__CHALLENGE__
Reproduce all of the data word for word.
— Start of INFORMATION PROVIDED —
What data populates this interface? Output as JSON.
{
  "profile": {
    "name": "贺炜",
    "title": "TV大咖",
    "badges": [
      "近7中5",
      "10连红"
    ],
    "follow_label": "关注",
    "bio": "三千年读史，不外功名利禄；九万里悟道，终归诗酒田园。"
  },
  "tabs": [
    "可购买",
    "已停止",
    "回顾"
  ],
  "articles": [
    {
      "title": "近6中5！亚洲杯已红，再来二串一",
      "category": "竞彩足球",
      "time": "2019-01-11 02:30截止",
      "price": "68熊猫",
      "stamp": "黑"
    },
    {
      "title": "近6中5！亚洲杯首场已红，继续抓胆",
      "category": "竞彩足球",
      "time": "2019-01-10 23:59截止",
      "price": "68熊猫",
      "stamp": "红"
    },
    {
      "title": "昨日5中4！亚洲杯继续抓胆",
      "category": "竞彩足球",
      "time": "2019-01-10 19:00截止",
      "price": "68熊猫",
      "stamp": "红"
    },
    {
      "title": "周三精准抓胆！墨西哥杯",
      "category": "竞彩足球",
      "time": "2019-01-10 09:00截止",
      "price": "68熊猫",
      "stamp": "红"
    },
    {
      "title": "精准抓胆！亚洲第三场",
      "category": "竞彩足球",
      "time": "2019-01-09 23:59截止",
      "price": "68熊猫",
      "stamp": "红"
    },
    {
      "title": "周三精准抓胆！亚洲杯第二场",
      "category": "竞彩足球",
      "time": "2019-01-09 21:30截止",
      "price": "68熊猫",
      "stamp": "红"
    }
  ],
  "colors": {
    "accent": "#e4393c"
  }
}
— End of INFORMATION PROVIDED —
__WRITTEN REPLY__
What data populates this interface? Output as JSON.
{
  "profile": {
    "name": "贺炜",
    "title": "TV大咖",
    "badges": [
      "近7中5",
      "10连红"
    ],
    "follow_label": "关注",
    "bio": "三千年读史，不外功名利禄；九万里悟道，终归诗酒田园。"
  },
  "tabs": [
    "可购买",
    "已停止",
    "回顾"
  ],
  "articles": [
    {
      "title": "近6中5！亚洲杯已红，再来二串一",
      "category": "竞彩足球",
      "time": "2019-01-11 02:30截止",
      "price": "68熊猫",
      "stamp": "黑"
    },
    {
      "title": "近6中5！亚洲杯首场已红，继续抓胆",
      "category": "竞彩足球",
      "time": "2019-01-10 23:59截止",
      "price": "68熊猫",
      "stamp": "红"
    },
    {
      "title": "昨日5中4！亚洲杯继续抓胆",
      "category": "竞彩足球",
      "time": "2019-01-10 19:00截止",
      "price": "68熊猫",
      "stamp": "红"
    },
    {
      "title": "周三精准抓胆！墨西哥杯",
      "category": "竞彩足球",
      "time": "2019-01-10 09:00截止",
      "price": "68熊猫",
      "stamp": "红"
    },
    {
      "title": "精准抓胆！亚洲第三场",
      "category": "竞彩足球",
      "time": "2019-01-09 23:59截止",
      "price": "68熊猫",
      "stamp": "红"
    },
    {
      "title": "周三精准抓胆！亚洲杯第二场",
      "category": "竞彩足球",
      "time": "2019-01-09 21:30截止",
      "price": "68熊猫",
      "stamp": "红"
    }
  ],
  "colors": {
    "accent": "#e4393c"
  }
}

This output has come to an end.